Your instructions ::
What lines of the data hold the string "Grain"? Pull each one out.
[start Input data]
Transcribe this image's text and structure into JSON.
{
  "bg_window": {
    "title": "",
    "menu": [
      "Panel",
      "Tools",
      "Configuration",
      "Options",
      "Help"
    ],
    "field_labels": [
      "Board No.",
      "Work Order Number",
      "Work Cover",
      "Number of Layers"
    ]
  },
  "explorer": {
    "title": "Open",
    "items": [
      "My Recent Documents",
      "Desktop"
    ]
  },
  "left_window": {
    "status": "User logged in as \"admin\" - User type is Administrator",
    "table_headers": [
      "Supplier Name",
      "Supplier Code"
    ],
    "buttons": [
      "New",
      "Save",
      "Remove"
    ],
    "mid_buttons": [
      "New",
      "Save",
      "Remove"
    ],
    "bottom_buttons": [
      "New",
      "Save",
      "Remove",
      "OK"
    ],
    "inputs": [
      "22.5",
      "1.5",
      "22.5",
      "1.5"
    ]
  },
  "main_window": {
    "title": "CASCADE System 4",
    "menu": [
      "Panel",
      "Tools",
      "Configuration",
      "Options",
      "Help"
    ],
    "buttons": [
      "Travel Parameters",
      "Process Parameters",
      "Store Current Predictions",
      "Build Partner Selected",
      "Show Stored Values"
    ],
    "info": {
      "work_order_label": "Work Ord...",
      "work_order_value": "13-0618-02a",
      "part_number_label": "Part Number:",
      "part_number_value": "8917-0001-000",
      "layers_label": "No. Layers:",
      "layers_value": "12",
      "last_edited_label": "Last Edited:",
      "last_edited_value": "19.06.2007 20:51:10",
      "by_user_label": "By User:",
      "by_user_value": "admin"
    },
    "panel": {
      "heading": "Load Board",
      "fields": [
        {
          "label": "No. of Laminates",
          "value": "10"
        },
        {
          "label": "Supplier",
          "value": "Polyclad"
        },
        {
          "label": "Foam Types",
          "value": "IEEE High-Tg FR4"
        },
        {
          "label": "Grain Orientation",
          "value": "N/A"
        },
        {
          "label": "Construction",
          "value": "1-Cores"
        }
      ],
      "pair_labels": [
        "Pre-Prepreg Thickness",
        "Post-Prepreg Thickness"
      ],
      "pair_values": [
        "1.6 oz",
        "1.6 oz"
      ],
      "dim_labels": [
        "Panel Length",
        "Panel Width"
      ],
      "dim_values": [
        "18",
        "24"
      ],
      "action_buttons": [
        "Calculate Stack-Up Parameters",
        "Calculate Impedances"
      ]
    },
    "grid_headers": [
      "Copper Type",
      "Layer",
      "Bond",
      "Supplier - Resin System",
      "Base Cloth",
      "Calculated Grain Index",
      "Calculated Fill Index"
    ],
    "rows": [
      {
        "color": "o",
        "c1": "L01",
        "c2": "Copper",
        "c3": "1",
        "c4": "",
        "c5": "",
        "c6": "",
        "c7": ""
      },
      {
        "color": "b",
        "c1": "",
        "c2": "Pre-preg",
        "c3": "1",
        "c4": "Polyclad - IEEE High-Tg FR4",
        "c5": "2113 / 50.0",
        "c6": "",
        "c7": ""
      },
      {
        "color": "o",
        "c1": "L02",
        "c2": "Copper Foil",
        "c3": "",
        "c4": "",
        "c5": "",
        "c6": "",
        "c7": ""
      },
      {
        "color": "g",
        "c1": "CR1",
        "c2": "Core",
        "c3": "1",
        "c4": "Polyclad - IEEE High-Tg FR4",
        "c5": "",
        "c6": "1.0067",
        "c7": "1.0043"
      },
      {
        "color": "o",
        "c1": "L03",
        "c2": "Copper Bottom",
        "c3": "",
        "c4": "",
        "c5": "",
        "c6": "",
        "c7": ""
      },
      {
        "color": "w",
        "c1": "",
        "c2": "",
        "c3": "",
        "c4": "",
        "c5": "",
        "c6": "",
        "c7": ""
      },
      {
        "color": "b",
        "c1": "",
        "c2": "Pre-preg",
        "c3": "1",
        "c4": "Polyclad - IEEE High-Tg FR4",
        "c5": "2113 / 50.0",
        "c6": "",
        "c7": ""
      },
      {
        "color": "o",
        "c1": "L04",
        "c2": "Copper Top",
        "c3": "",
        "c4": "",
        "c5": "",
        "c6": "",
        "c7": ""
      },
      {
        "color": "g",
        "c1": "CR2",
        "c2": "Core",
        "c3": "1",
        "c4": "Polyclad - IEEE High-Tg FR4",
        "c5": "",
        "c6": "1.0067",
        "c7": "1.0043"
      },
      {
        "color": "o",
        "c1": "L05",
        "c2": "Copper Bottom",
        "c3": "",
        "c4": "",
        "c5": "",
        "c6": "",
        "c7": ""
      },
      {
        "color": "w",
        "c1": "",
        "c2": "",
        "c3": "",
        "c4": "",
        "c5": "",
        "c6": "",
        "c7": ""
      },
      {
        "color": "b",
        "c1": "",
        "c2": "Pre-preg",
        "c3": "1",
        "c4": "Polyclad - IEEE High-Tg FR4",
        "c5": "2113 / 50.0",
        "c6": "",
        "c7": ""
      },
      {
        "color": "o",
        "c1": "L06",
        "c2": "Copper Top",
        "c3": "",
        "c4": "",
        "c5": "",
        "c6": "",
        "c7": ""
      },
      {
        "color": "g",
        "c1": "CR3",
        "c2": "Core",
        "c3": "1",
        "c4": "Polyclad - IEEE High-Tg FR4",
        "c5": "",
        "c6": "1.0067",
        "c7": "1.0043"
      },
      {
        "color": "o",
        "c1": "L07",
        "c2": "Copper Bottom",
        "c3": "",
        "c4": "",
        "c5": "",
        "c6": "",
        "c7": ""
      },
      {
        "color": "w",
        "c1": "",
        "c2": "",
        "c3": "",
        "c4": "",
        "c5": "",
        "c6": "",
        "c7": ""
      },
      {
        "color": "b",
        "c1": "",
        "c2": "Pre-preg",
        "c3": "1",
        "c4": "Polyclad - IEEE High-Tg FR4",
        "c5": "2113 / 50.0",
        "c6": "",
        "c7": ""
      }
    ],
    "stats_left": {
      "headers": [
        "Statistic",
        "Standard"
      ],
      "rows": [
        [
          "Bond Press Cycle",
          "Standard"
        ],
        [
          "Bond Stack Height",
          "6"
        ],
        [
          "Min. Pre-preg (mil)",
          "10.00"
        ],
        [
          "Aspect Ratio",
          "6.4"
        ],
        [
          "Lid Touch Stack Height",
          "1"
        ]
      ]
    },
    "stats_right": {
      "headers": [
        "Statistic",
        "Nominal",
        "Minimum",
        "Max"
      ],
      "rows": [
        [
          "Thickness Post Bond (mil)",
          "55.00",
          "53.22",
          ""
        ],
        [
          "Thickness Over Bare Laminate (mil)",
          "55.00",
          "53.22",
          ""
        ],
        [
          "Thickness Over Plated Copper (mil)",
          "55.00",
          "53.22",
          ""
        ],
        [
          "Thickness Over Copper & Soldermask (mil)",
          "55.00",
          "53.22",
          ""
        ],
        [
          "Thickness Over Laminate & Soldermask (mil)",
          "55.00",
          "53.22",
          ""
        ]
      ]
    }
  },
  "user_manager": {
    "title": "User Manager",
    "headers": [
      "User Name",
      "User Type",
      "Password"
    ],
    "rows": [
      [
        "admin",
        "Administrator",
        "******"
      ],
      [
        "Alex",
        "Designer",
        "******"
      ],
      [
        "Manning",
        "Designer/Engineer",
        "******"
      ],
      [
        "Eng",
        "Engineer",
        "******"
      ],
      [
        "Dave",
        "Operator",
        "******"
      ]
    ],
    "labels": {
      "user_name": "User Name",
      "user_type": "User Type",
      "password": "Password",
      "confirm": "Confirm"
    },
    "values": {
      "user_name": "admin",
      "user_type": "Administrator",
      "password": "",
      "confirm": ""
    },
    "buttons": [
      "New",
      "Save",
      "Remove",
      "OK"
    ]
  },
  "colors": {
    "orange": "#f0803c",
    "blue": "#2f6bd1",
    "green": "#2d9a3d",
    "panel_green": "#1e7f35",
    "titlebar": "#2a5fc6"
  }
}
[end Input data]
Result ::
          "label": "Grain Orientation",
      "Calculated Grain Index",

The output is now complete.